Records from a collection:

*** Block opens ***

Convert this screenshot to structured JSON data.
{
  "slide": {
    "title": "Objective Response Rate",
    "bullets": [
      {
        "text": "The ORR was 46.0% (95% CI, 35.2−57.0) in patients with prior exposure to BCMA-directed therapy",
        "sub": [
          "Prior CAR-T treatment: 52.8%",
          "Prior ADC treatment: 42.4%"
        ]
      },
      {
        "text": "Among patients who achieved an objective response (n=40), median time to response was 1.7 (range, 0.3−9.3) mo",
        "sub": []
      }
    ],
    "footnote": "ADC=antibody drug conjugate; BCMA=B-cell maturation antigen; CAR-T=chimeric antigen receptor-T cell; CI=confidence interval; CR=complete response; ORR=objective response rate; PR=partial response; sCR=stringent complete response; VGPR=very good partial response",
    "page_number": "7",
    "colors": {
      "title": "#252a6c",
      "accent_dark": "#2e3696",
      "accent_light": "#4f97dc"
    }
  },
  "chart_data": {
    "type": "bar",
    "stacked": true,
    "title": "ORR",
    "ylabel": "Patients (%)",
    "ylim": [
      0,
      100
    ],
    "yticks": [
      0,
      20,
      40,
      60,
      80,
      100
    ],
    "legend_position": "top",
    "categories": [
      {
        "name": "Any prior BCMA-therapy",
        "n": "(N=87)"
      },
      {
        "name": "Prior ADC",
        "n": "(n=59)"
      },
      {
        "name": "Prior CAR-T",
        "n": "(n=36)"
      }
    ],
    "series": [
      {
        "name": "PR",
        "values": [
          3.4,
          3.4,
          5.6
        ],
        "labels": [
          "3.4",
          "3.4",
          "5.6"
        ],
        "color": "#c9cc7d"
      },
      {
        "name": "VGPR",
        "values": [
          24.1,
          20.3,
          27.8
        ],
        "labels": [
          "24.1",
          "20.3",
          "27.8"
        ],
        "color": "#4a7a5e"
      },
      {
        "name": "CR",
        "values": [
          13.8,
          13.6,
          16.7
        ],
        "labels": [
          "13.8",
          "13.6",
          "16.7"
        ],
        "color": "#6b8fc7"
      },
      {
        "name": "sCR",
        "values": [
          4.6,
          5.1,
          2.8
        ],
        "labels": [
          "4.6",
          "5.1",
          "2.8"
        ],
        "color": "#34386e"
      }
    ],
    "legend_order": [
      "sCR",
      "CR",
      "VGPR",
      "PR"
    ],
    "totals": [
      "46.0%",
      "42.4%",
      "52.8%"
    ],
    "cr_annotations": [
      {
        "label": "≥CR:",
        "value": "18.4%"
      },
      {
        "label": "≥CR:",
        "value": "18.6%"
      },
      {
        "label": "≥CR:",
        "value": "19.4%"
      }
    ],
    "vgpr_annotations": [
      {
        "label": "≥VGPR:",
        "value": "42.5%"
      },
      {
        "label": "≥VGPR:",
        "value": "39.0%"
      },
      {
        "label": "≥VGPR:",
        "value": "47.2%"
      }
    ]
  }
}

*** Block closes ***

Task statement: Copy out every line of the data in which the word "treatment" is found.

Result of this task:
          "Prior CAR-T treatment: 52.8%",
          "Prior ADC treatment: 42.4%"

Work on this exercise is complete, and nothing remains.